# START OF EXERCISE DATA

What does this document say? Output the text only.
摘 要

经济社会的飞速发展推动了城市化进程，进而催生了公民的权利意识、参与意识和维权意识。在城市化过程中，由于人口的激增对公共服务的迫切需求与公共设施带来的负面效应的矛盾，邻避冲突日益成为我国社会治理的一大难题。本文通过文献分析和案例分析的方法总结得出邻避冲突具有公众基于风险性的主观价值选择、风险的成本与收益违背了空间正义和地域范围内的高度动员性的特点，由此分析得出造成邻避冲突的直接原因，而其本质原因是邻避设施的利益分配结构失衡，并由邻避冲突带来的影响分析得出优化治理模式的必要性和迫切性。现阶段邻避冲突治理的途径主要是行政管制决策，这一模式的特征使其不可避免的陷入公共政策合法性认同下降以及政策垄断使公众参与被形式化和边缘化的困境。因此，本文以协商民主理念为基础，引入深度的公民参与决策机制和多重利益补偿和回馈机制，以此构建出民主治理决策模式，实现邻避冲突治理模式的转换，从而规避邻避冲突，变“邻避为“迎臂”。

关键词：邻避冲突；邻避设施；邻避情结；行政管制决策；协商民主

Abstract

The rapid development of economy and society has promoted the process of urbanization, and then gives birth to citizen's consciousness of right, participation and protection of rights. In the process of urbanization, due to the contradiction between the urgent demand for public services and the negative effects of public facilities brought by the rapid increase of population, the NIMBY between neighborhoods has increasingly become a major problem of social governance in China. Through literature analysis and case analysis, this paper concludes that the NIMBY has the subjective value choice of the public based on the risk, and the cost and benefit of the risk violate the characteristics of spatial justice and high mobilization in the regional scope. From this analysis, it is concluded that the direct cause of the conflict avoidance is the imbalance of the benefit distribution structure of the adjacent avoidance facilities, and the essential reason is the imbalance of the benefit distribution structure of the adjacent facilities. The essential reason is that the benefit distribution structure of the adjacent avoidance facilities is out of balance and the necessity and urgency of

# END OF EXERCISE DATA

_WHAT TO DO_.
Produce an exact copy of every entry above.

_WRITTEN REPLY_.
What does this document say? Output the text only.
摘 要

经济社会的飞速发展推动了城市化进程，进而催生了公民的权利意识、参与意识和维权意识。在城市化过程中，由于人口的激增对公共服务的迫切需求与公共设施带来的负面效应的矛盾，邻避冲突日益成为我国社会治理的一大难题。本文通过文献分析和案例分析的方法总结得出邻避冲突具有公众基于风险性的主观价值选择、风险的成本与收益违背了空间正义和地域范围内的高度动员性的特点，由此分析得出造成邻避冲突的直接原因，而其本质原因是邻避设施的利益分配结构失衡，并由邻避冲突带来的影响分析得出优化治理模式的必要性和迫切性。现阶段邻避冲突治理的途径主要是行政管制决策，这一模式的特征使其不可避免的陷入公共政策合法性认同下降以及政策垄断使公众参与被形式化和边缘化的困境。因此，本文以协商民主理念为基础，引入深度的公民参与决策机制和多重利益补偿和回馈机制，以此构建出民主治理决策模式，实现邻避冲突治理模式的转换，从而规避邻避冲突，变“邻避为“迎臂”。

关键词：邻避冲突；邻避设施；邻避情结；行政管制决策；协商民主

Abstract

The rapid development of economy and society has promoted the process of urbanization, and then gives birth to citizen's consciousness of right, participation and protection of rights. In the process of urbanization, due to the contradiction between the urgent demand for public services and the negative effects of public facilities brought by the rapid increase of population, the NIMBY between neighborhoods has increasingly become a major problem of social governance in China. Through literature analysis and case analysis, this paper concludes that the NIMBY has the subjective value choice of the public based on the risk, and the cost and benefit of the risk violate the characteristics of spatial justice and high mobilization in the regional scope. From this analysis, it is concluded that the direct cause of the conflict avoidance is the imbalance of the benefit distribution structure of the adjacent avoidance facilities, and the essential reason is the imbalance of the benefit distribution structure of the adjacent facilities. The essential reason is that the benefit distribution structure of the adjacent avoidance facilities is out of balance and the necessity and urgency of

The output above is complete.